WHAT THE EXERCISE ASKS: Retype each entry below exactly as it stands.

EXTRACTED ENTRIES:
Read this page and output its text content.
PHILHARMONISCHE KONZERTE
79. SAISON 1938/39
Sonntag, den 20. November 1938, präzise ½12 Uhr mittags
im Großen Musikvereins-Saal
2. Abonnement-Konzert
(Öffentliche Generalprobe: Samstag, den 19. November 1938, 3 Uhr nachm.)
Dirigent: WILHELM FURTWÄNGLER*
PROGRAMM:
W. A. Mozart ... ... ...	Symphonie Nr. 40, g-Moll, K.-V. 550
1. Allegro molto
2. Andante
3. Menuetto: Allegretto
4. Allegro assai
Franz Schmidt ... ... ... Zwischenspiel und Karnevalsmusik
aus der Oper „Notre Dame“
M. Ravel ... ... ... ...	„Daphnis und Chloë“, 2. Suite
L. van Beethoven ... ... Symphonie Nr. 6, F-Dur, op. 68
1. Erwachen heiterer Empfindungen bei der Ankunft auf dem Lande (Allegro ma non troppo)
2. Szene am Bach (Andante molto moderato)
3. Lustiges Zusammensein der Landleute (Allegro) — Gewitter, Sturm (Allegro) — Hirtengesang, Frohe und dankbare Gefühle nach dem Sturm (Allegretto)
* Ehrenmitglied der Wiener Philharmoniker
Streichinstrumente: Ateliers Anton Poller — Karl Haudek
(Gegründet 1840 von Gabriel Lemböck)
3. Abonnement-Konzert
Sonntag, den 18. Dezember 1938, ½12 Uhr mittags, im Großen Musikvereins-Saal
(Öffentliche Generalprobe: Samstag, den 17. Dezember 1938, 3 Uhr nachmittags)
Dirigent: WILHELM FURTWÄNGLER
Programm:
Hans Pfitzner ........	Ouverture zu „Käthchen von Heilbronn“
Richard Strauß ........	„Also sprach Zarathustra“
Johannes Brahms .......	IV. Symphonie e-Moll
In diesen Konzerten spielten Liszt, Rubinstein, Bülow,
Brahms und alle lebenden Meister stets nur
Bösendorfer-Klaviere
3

WRITTEN REPLY:
Read this page and output its text content.
PHILHARMONISCHE KONZERTE
79. SAISON 1938/39
Sonntag, den 20. November 1938, präzise ½12 Uhr mittags
im Großen Musikvereins-Saal
2. Abonnement-Konzert
(Öffentliche Generalprobe: Samstag, den 19. November 1938, 3 Uhr nachm.)
Dirigent: WILHELM FURTWÄNGLER*
PROGRAMM:
W. A. Mozart ... ... ...	Symphonie Nr. 40, g-Moll, K.-V. 550
1. Allegro molto
2. Andante
3. Menuetto: Allegretto
4. Allegro assai
Franz Schmidt ... ... ... Zwischenspiel und Karnevalsmusik
aus der Oper „Notre Dame“
M. Ravel ... ... ... ...	„Daphnis und Chloë“, 2. Suite
L. van Beethoven ... ... Symphonie Nr. 6, F-Dur, op. 68
1. Erwachen heiterer Empfindungen bei der Ankunft auf dem Lande (Allegro ma non troppo)
2. Szene am Bach (Andante molto moderato)
3. Lustiges Zusammensein der Landleute (Allegro) — Gewitter, Sturm (Allegro) — Hirtengesang, Frohe und dankbare Gefühle nach dem Sturm (Allegretto)
* Ehrenmitglied der Wiener Philharmoniker
Streichinstrumente: Ateliers Anton Poller — Karl Haudek
(Gegründet 1840 von Gabriel Lemböck)
3. Abonnement-Konzert
Sonntag, den 18. Dezember 1938, ½12 Uhr mittags, im Großen Musikvereins-Saal
(Öffentliche Generalprobe: Samstag, den 17. Dezember 1938, 3 Uhr nachmittags)
Dirigent: WILHELM FURTWÄNGLER
Programm:
Hans Pfitzner ........	Ouverture zu „Käthchen von Heilbronn“
Richard Strauß ........	„Also sprach Zarathustra“
Johannes Brahms .......	IV. Symphonie e-Moll
In diesen Konzerten spielten Liszt, Rubinstein, Bülow,
Brahms und alle lebenden Meister stets nur
Bösendorfer-Klaviere
3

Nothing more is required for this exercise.